The problem :: Lift out all lines below that contain "Katene".

★ ★ ★

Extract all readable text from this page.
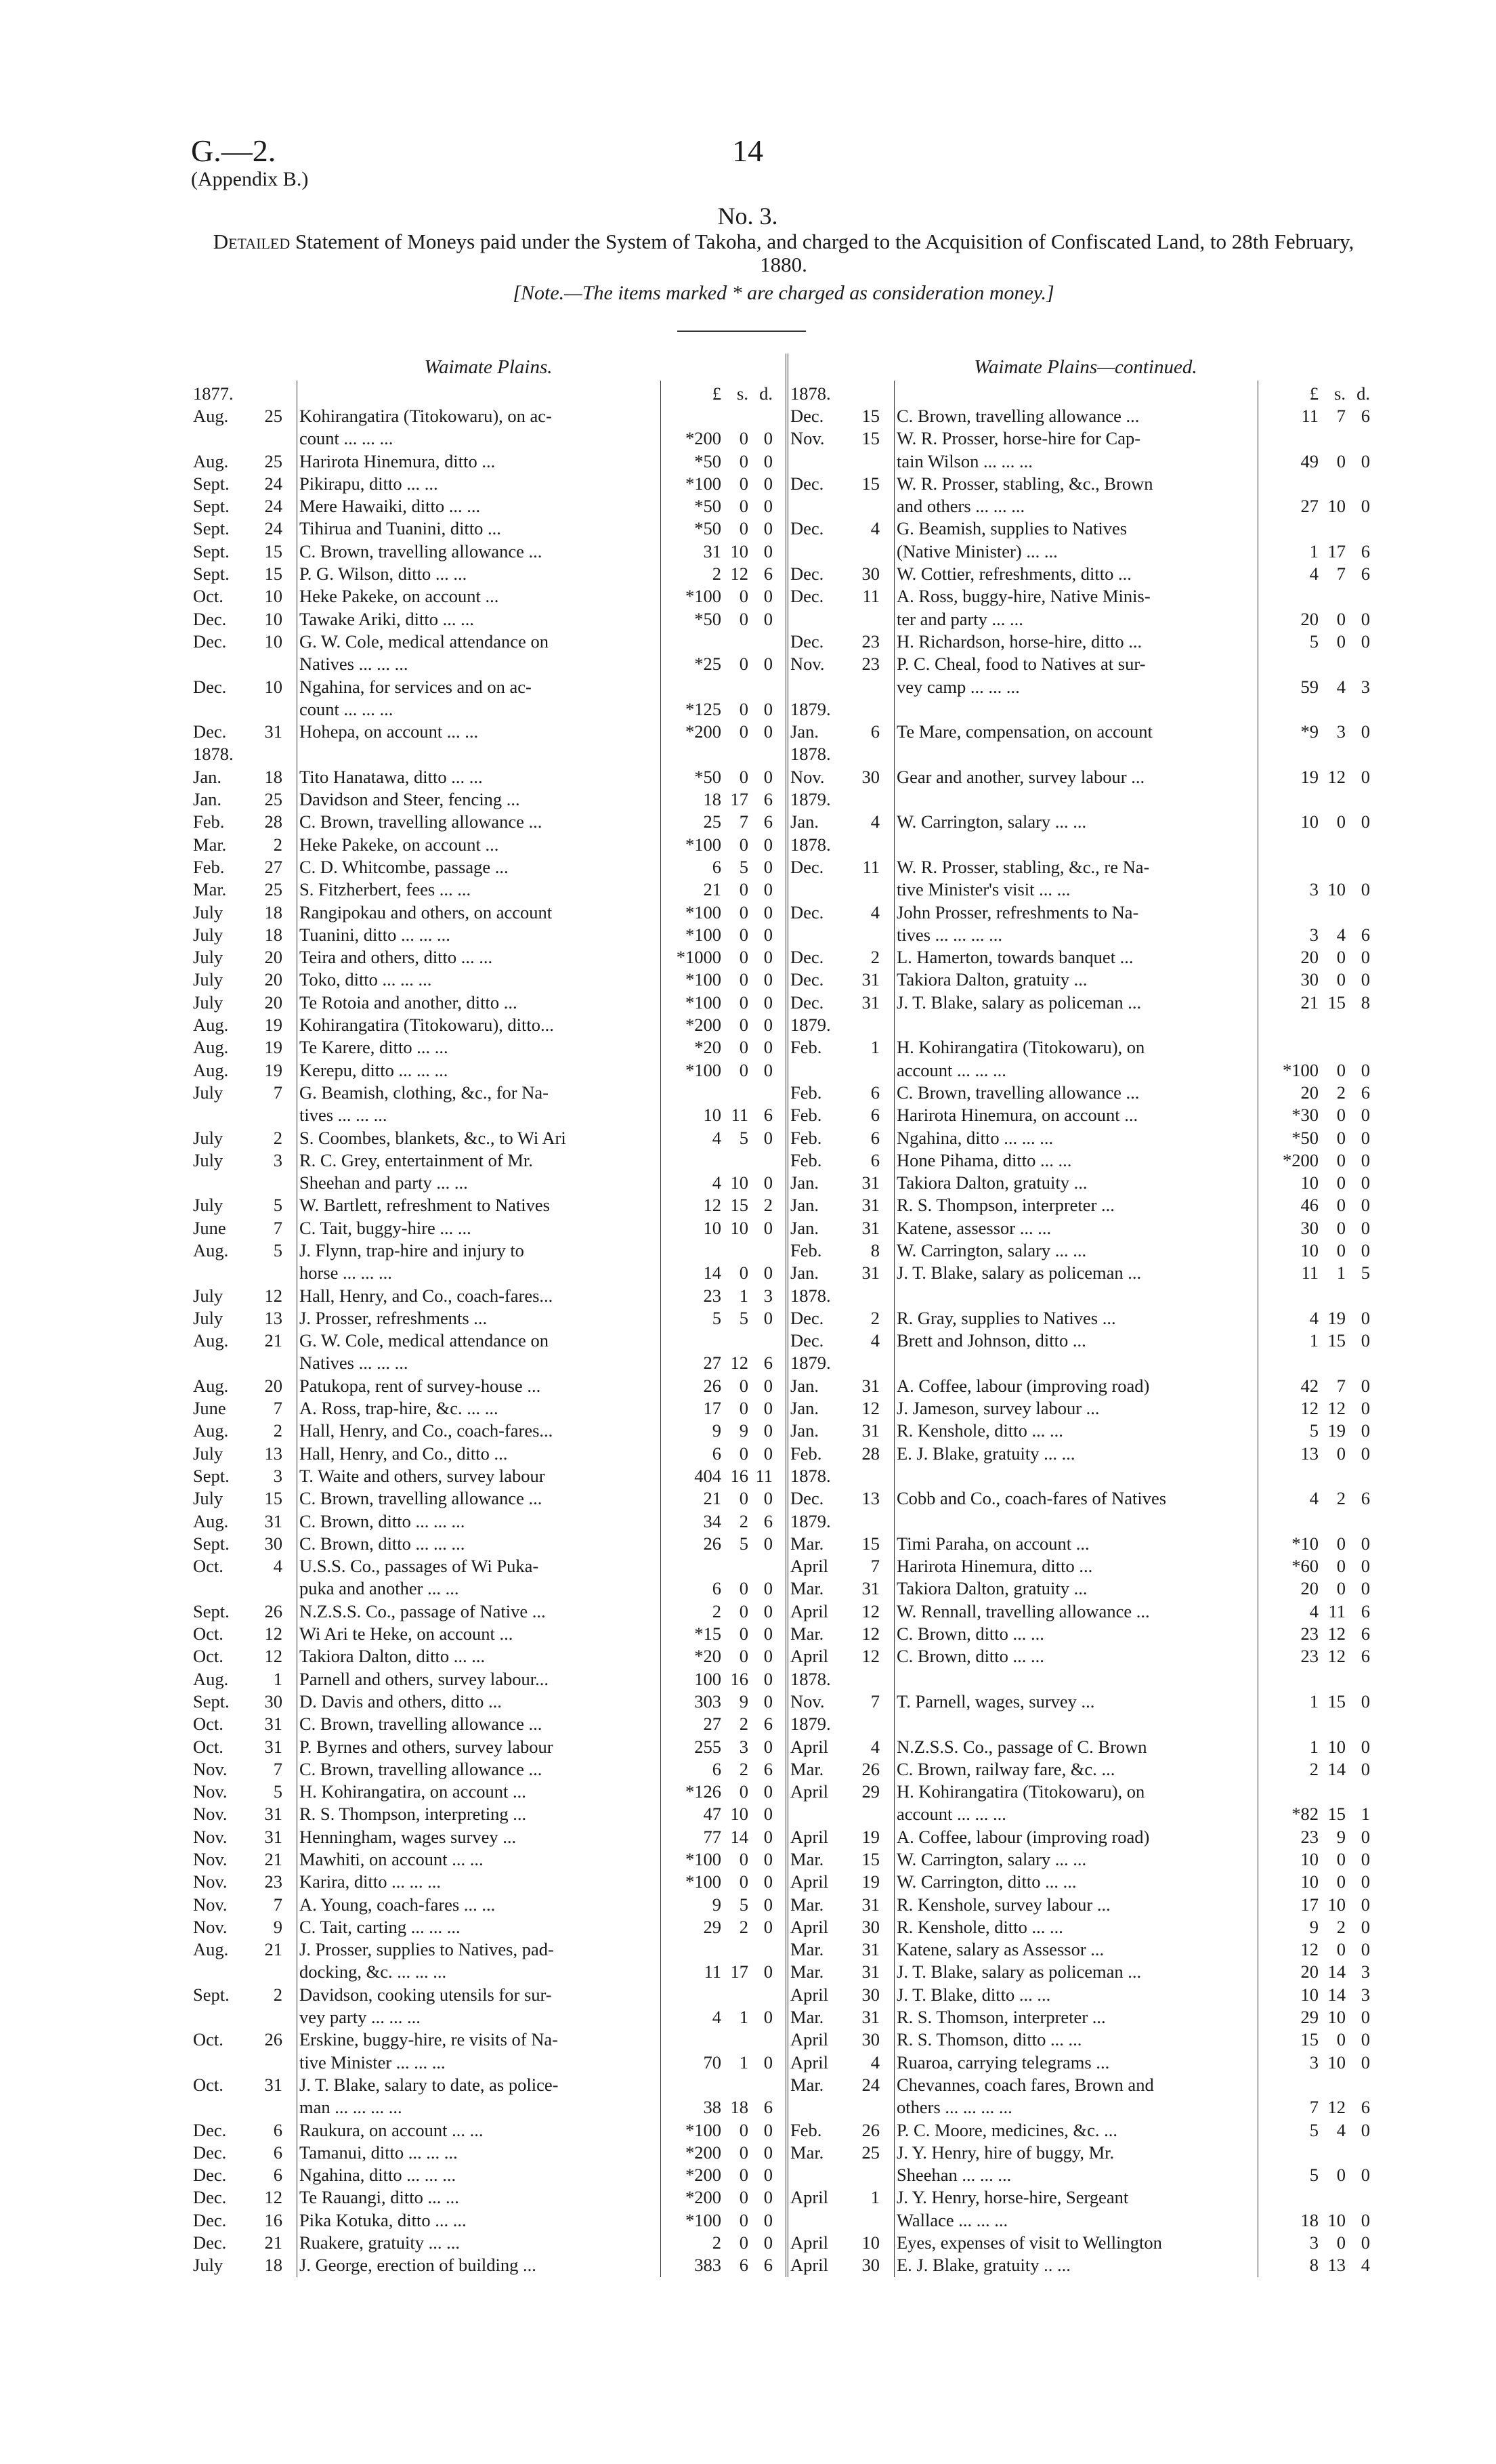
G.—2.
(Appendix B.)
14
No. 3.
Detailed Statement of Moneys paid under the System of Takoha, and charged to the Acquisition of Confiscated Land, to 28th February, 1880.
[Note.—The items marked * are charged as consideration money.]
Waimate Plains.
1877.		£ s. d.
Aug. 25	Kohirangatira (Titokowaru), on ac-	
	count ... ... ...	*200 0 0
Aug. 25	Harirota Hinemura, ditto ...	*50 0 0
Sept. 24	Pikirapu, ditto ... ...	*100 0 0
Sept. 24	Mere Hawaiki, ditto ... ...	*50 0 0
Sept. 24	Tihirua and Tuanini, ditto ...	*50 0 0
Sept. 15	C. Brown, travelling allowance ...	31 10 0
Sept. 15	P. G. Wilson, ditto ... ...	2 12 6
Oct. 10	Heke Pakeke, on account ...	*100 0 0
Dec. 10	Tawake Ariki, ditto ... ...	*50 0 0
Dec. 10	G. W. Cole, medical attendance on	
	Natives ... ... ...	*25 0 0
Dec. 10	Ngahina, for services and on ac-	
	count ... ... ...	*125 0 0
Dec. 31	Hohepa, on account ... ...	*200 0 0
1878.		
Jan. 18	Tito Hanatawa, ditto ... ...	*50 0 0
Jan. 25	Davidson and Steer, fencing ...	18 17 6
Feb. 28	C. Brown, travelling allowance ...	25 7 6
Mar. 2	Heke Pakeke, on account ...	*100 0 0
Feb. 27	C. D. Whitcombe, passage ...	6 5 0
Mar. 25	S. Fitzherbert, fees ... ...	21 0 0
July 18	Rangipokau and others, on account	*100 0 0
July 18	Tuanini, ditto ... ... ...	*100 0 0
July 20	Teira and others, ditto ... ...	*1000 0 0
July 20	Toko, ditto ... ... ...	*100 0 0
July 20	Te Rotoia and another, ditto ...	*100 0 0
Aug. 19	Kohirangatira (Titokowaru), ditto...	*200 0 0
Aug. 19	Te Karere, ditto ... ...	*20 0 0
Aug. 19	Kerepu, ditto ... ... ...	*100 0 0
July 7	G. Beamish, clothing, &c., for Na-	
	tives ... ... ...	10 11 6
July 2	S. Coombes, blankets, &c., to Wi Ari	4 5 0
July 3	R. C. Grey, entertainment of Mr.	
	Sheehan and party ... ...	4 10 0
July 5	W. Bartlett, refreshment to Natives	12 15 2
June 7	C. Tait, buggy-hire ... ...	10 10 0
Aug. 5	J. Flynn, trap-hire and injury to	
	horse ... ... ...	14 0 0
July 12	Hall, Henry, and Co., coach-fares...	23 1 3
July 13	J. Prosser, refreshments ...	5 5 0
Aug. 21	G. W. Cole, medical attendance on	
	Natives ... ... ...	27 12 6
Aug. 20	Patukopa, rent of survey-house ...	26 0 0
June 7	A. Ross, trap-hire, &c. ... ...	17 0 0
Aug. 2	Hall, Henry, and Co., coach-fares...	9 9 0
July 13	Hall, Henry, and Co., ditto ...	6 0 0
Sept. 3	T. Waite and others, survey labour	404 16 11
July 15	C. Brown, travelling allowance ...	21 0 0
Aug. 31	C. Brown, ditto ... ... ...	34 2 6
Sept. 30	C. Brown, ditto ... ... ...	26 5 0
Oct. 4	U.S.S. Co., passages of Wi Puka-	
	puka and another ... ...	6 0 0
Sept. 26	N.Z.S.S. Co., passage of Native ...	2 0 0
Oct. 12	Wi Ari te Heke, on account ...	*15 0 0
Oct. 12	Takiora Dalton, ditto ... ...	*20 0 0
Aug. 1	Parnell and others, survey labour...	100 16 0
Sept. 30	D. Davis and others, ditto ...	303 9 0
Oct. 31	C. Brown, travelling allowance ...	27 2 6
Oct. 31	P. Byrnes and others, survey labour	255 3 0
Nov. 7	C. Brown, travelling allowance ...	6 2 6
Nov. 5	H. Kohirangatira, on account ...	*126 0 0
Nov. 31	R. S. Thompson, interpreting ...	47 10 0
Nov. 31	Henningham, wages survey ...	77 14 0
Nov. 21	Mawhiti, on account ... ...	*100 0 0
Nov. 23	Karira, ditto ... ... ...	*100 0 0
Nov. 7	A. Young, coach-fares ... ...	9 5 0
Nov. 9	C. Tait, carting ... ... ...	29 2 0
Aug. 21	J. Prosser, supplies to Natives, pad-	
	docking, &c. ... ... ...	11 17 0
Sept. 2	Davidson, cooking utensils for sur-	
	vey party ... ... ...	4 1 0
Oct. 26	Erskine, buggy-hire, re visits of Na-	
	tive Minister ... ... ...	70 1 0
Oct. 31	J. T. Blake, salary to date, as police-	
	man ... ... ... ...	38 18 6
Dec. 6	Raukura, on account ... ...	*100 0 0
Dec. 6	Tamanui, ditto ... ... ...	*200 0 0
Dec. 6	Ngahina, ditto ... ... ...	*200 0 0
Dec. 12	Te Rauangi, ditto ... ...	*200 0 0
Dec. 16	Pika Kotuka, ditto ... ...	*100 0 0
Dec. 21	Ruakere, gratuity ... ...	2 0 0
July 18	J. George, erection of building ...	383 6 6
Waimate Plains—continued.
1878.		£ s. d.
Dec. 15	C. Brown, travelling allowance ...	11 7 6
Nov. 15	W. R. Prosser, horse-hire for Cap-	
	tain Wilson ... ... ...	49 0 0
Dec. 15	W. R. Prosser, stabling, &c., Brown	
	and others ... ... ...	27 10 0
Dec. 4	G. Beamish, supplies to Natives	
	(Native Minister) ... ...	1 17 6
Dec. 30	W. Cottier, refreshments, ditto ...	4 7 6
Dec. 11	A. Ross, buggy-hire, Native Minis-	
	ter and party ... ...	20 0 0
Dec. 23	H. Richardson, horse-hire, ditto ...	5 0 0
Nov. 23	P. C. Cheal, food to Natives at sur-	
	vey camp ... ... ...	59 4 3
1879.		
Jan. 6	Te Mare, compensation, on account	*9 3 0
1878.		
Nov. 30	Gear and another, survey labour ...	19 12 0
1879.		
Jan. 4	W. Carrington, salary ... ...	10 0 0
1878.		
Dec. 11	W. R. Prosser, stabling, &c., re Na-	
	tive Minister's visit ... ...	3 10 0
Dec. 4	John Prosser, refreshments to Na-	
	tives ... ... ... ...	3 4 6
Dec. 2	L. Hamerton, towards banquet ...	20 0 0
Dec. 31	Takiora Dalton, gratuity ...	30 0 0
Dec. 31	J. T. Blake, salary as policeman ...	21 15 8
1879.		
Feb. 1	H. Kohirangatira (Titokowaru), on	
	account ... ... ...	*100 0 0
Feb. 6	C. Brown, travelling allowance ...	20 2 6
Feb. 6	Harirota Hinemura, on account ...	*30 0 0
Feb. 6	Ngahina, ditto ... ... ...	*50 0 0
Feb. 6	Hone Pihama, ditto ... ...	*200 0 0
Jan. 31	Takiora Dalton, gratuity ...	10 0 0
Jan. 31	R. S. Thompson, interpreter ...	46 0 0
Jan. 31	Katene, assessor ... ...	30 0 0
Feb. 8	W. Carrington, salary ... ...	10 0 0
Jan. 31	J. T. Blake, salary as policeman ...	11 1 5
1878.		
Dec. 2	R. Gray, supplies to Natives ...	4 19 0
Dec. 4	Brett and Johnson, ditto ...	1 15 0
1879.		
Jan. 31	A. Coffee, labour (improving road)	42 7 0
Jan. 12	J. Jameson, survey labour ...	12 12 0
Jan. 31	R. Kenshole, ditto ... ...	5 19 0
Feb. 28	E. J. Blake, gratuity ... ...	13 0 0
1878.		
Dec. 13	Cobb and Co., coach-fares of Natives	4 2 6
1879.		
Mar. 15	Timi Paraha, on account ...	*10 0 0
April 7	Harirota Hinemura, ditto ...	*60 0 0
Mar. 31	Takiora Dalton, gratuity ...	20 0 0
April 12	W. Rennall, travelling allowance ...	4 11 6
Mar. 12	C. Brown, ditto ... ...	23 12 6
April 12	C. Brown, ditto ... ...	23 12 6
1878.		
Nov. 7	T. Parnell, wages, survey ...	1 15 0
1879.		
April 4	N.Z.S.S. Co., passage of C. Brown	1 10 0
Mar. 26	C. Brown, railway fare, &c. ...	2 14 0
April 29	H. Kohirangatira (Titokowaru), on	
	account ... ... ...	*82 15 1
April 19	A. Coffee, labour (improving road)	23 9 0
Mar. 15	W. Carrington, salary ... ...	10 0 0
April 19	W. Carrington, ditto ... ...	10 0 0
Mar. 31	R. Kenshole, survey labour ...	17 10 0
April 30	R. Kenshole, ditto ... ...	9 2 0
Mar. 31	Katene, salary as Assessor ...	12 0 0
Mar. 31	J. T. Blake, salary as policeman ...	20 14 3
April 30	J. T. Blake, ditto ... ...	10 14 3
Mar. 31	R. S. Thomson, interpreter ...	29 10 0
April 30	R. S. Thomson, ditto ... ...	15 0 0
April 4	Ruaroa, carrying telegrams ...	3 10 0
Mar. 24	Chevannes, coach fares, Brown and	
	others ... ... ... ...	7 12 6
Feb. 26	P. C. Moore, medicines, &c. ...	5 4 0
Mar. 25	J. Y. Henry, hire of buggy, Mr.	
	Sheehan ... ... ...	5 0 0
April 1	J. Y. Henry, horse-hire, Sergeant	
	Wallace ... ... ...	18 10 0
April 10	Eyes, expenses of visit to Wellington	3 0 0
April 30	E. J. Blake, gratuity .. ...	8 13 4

★ ★ ★

Answer to this exercise ::
Jan. 31	Katene, assessor ... ...	30 0 0
Mar. 31	Katene, salary as Assessor ...	12 0 0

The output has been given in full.